**GIVEN PROBLEM:**
Find the lines in these entries that include the word "icon" and state how many there are, with no other words.

Data listing:
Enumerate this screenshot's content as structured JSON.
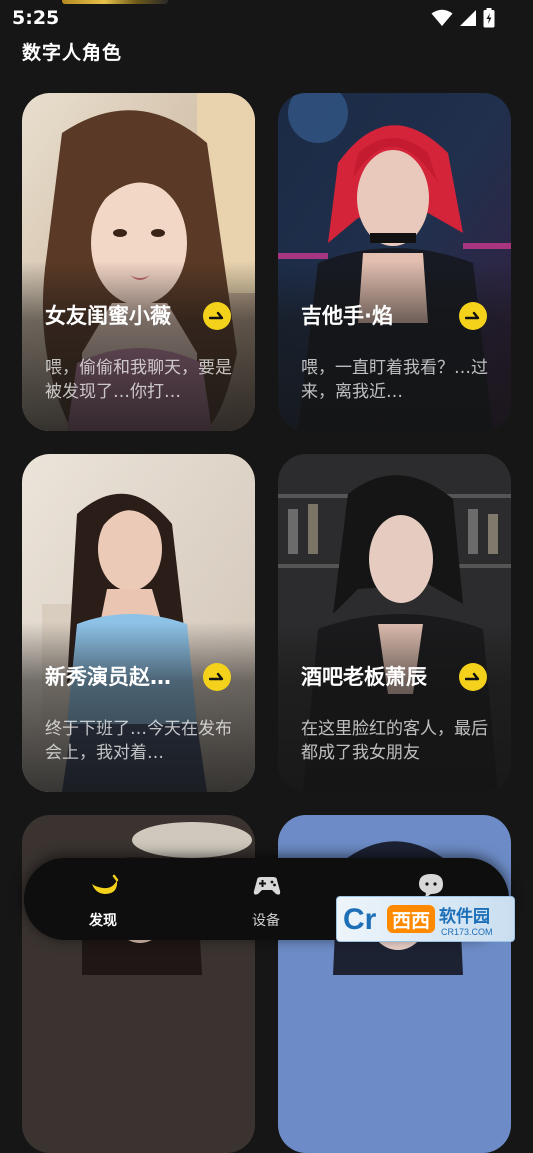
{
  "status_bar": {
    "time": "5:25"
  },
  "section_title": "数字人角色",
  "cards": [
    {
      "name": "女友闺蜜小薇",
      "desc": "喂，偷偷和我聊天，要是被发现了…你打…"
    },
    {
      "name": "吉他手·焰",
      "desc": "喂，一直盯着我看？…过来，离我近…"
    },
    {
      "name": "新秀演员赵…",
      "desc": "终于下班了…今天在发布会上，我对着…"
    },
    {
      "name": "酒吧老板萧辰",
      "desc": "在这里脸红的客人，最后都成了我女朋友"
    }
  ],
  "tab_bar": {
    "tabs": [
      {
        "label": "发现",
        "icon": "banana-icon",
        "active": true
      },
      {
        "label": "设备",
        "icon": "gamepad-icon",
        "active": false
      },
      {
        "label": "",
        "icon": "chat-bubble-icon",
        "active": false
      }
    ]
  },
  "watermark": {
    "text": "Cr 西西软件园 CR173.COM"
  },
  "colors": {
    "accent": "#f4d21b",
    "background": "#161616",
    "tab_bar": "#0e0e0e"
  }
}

**TASK RESULT:**
3